_WHAT TO PRODUCE_
Search the material for the word "values" and report each line where it turns up.

Stored data entries

--- begin ---

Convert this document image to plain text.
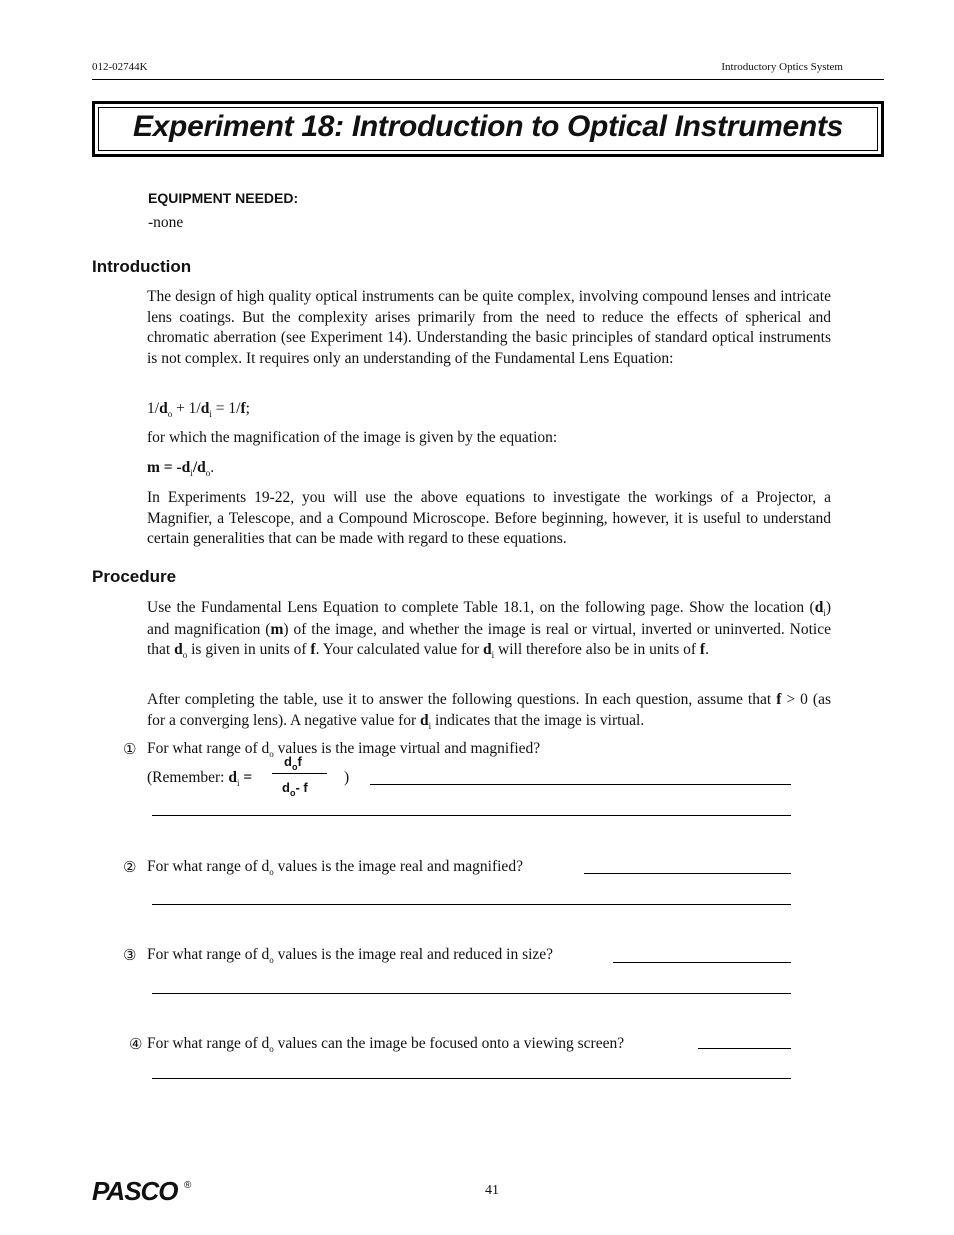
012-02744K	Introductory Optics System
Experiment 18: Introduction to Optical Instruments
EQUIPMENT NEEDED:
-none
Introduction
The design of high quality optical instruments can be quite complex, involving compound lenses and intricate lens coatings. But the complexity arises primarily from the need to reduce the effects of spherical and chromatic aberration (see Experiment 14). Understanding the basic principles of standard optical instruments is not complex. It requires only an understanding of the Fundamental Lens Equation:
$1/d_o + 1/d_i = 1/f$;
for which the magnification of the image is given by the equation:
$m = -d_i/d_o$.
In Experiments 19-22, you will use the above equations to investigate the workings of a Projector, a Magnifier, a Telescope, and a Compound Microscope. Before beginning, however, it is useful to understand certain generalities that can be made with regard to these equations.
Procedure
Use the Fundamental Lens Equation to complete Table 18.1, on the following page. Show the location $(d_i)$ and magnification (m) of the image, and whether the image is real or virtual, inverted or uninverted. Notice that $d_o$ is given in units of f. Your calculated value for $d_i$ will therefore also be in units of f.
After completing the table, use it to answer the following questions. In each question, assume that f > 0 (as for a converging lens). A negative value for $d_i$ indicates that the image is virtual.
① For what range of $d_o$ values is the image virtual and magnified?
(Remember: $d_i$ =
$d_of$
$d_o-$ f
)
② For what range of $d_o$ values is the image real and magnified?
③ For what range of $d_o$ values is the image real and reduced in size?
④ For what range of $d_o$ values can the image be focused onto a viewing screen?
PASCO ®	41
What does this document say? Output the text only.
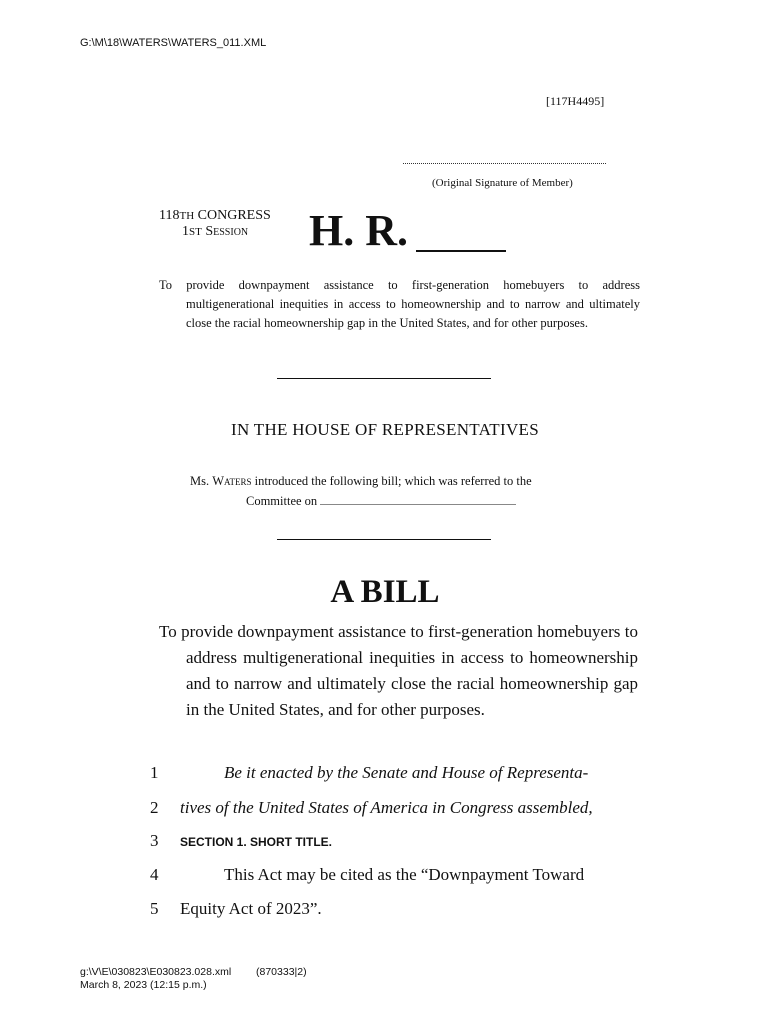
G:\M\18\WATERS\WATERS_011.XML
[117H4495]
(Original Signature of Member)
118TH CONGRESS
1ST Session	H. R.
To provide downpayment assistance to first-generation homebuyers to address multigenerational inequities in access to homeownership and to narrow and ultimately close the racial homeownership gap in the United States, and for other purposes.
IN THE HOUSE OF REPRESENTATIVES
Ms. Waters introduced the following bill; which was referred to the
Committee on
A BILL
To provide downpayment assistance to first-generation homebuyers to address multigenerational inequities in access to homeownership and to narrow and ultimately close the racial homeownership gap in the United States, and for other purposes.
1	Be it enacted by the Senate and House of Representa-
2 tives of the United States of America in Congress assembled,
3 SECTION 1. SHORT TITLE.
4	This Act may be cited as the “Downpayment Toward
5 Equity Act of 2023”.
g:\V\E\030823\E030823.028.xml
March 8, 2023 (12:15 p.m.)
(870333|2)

--- end ---
--- begin ---

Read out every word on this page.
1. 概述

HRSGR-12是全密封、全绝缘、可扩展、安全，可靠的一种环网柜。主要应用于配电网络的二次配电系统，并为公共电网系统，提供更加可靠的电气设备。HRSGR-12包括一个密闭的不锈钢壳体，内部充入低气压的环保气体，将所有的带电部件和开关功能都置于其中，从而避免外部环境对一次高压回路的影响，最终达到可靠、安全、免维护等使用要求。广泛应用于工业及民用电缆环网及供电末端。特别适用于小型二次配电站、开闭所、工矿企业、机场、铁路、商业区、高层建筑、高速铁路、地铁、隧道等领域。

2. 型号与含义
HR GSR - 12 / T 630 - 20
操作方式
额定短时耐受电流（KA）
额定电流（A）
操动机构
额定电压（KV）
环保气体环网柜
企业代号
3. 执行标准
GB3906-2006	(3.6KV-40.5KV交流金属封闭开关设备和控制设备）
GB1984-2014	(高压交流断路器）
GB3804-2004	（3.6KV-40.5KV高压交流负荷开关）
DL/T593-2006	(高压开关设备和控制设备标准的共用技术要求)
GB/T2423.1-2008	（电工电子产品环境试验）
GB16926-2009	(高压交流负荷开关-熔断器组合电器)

--- end ---

_WORKED SOLUTION_
① For what range of $d_o$ values is the image virtual and magnified?
② For what range of $d_o$ values is the image real and magnified?
③ For what range of $d_o$ values is the image real and reduced in size?
④ For what range of $d_o$ values can the image be focused onto a viewing screen?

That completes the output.